--- SUPPLIED MATERIAL ---

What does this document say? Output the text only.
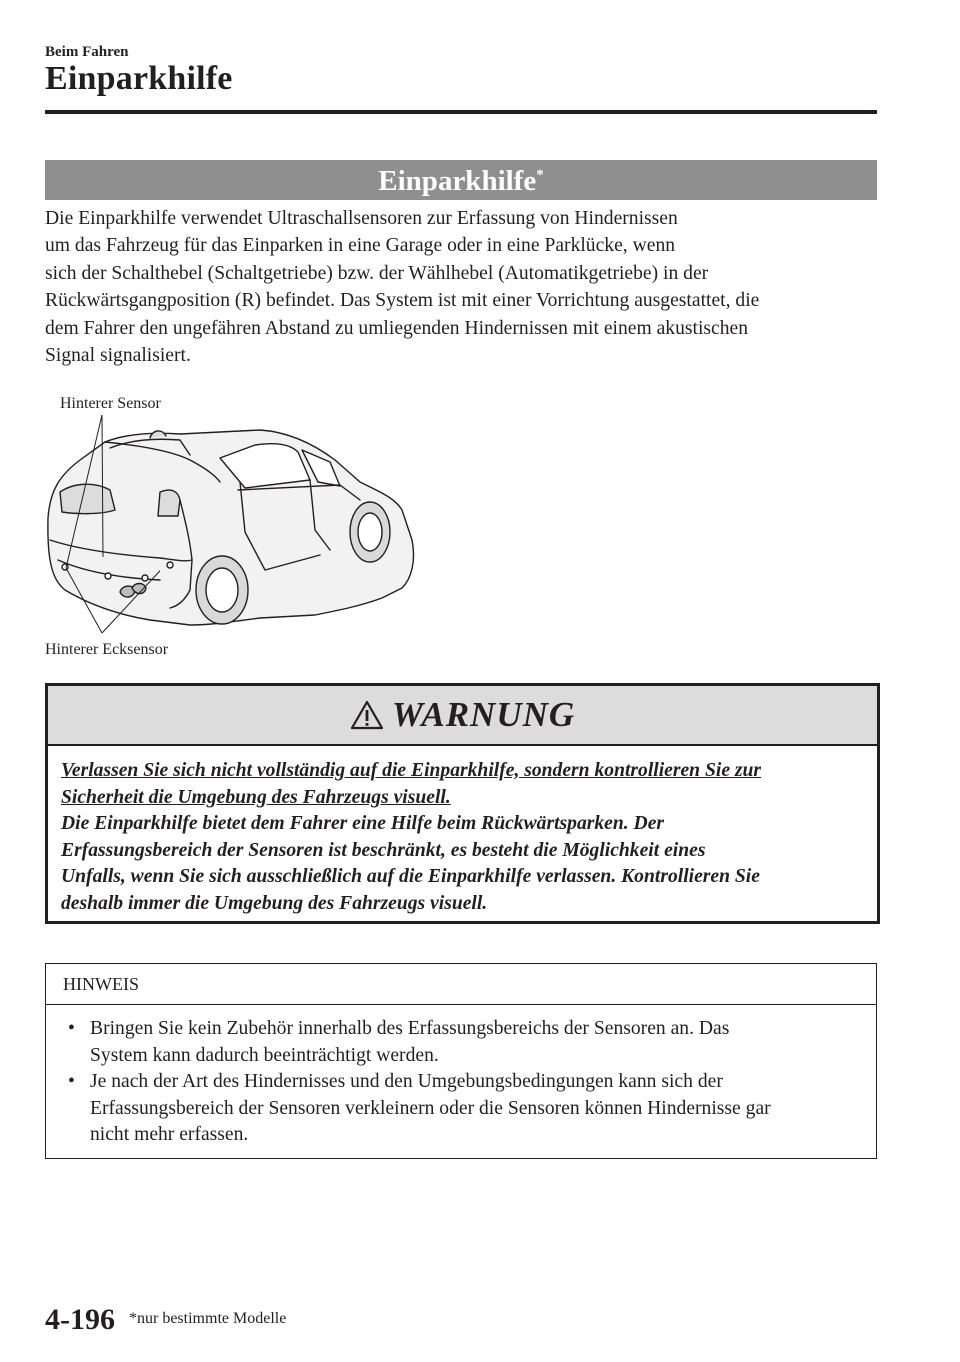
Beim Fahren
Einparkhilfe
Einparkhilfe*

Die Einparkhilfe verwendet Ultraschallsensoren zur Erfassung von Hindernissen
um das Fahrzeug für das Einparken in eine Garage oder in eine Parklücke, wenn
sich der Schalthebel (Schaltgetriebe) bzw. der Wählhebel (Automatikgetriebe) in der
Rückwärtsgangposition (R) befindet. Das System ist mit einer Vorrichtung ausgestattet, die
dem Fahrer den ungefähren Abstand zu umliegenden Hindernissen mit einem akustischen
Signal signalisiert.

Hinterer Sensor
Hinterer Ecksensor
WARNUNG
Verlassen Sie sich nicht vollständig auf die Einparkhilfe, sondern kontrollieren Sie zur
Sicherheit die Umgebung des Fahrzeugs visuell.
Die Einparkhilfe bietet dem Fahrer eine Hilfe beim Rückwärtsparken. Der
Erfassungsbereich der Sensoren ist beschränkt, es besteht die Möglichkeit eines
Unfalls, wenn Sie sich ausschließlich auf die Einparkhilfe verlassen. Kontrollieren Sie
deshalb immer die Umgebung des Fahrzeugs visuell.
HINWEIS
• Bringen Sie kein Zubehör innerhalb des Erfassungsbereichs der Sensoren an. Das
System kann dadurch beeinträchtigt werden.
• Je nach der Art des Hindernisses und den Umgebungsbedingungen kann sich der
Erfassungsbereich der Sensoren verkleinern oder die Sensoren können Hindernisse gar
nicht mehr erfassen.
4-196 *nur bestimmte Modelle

--- WHAT TO DO ---
Repeat the entries exactly and keep the pictures out of the copy.

--- EXPECTED OUTPUT ---
What does this document say? Output the text only.
Beim Fahren
Einparkhilfe
Einparkhilfe*

Die Einparkhilfe verwendet Ultraschallsensoren zur Erfassung von Hindernissen
um das Fahrzeug für das Einparken in eine Garage oder in eine Parklücke, wenn
sich der Schalthebel (Schaltgetriebe) bzw. der Wählhebel (Automatikgetriebe) in der
Rückwärtsgangposition (R) befindet. Das System ist mit einer Vorrichtung ausgestattet, die
dem Fahrer den ungefähren Abstand zu umliegenden Hindernissen mit einem akustischen
Signal signalisiert.

Hinterer Sensor
Hinterer Ecksensor
WARNUNG
Verlassen Sie sich nicht vollständig auf die Einparkhilfe, sondern kontrollieren Sie zur
Sicherheit die Umgebung des Fahrzeugs visuell.
Die Einparkhilfe bietet dem Fahrer eine Hilfe beim Rückwärtsparken. Der
Erfassungsbereich der Sensoren ist beschränkt, es besteht die Möglichkeit eines
Unfalls, wenn Sie sich ausschließlich auf die Einparkhilfe verlassen. Kontrollieren Sie
deshalb immer die Umgebung des Fahrzeugs visuell.
HINWEIS
• Bringen Sie kein Zubehör innerhalb des Erfassungsbereichs der Sensoren an. Das
System kann dadurch beeinträchtigt werden.
• Je nach der Art des Hindernisses und den Umgebungsbedingungen kann sich der
Erfassungsbereich der Sensoren verkleinern oder die Sensoren können Hindernisse gar
nicht mehr erfassen.
4-196 *nur bestimmte Modelle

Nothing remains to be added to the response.